## [INPUT RECORDS]
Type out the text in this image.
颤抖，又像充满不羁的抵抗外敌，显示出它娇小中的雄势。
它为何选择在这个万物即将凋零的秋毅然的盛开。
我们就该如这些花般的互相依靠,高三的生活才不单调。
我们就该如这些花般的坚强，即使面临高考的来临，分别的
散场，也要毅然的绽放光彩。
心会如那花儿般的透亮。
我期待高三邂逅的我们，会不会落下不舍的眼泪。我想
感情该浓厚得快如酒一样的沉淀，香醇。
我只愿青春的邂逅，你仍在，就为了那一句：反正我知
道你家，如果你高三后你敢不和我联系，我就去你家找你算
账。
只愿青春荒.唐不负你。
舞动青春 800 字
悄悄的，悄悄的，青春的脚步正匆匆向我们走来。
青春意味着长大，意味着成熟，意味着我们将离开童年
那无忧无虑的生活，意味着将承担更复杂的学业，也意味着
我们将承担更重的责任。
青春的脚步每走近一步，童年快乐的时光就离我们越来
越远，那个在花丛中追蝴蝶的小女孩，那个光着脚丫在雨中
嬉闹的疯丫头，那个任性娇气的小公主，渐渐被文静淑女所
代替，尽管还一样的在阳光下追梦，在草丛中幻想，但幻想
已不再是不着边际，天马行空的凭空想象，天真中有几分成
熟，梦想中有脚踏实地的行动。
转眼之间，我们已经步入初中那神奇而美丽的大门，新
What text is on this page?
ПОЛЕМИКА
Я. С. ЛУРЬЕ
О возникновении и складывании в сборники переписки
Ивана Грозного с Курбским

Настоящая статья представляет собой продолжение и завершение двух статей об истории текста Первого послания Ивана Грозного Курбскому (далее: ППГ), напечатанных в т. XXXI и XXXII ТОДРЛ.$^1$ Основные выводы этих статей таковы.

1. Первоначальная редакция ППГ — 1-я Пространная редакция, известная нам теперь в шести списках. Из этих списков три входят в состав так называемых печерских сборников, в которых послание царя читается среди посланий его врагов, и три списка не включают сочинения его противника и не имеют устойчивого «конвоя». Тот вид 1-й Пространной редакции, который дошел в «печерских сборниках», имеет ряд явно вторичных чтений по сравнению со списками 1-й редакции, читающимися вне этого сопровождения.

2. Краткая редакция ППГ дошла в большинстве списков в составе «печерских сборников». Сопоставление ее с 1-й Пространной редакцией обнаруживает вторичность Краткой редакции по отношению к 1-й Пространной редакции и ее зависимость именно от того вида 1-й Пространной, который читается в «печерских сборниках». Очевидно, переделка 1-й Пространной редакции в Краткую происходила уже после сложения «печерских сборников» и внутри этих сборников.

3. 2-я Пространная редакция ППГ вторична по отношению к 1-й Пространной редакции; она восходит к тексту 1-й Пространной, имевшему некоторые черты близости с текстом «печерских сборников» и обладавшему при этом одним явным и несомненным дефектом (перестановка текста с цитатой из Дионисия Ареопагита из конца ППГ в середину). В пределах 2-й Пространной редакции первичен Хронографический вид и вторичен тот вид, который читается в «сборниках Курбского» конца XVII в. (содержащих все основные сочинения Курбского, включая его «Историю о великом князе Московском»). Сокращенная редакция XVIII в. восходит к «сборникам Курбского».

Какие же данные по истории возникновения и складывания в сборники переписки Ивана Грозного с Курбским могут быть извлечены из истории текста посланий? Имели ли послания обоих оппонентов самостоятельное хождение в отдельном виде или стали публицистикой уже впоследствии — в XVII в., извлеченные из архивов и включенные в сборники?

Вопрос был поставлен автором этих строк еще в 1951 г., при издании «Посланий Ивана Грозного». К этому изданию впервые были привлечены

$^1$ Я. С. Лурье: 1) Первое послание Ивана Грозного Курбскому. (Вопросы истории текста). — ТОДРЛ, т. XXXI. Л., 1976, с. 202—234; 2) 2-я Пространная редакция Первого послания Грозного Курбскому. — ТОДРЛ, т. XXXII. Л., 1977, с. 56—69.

## [CHALLENGE]
Pull out and copy each line containing the string "this".

## [CORRECT RESPONSE]
Type out the text in this image.
What text is on this page?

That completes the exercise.